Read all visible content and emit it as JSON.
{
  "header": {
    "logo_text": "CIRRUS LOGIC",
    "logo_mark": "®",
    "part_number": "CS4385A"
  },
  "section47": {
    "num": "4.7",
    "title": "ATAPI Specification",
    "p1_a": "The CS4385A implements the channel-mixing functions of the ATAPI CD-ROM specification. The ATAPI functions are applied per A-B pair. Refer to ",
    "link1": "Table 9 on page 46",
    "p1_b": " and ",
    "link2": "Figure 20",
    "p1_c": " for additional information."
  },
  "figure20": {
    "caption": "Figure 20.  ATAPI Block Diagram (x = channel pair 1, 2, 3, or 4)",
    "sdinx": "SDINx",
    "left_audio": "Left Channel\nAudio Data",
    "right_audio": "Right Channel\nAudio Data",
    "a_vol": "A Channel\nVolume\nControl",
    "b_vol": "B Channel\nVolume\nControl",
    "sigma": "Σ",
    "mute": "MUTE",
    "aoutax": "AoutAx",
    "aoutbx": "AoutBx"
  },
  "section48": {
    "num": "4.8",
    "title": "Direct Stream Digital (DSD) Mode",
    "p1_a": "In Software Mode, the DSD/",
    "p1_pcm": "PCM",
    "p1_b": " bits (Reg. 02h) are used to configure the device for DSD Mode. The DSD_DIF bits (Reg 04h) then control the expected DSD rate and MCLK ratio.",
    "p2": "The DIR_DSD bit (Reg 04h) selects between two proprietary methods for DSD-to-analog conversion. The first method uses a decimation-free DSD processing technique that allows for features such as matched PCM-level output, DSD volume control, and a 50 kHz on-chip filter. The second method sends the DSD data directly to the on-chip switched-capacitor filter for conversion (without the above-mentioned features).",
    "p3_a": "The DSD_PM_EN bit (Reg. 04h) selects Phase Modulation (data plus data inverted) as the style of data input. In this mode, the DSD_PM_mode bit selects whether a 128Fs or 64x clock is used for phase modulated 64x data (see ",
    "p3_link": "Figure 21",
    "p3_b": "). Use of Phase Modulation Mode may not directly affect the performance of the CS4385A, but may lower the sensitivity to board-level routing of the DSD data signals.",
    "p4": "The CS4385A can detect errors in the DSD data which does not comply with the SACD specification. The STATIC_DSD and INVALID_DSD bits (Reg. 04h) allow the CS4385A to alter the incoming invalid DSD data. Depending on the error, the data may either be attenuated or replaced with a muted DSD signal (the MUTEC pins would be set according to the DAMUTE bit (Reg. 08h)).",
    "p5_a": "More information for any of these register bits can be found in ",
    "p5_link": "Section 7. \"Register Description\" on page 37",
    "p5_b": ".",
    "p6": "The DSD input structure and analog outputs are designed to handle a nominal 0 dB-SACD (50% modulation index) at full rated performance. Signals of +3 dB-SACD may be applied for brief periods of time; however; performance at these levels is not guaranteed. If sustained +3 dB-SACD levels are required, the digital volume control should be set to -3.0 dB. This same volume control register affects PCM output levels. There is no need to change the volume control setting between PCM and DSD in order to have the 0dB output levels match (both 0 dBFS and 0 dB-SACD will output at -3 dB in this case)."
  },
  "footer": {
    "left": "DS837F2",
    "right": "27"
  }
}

━━━━━━━━

** EXERCISE REQUIREMENTS **
Show all lines from the data above in which the word "nVolume" appears.

** EXERCISE RESULT **
    "a_vol": "A Channel\nVolume\nControl",
    "b_vol": "B Channel\nVolume\nControl",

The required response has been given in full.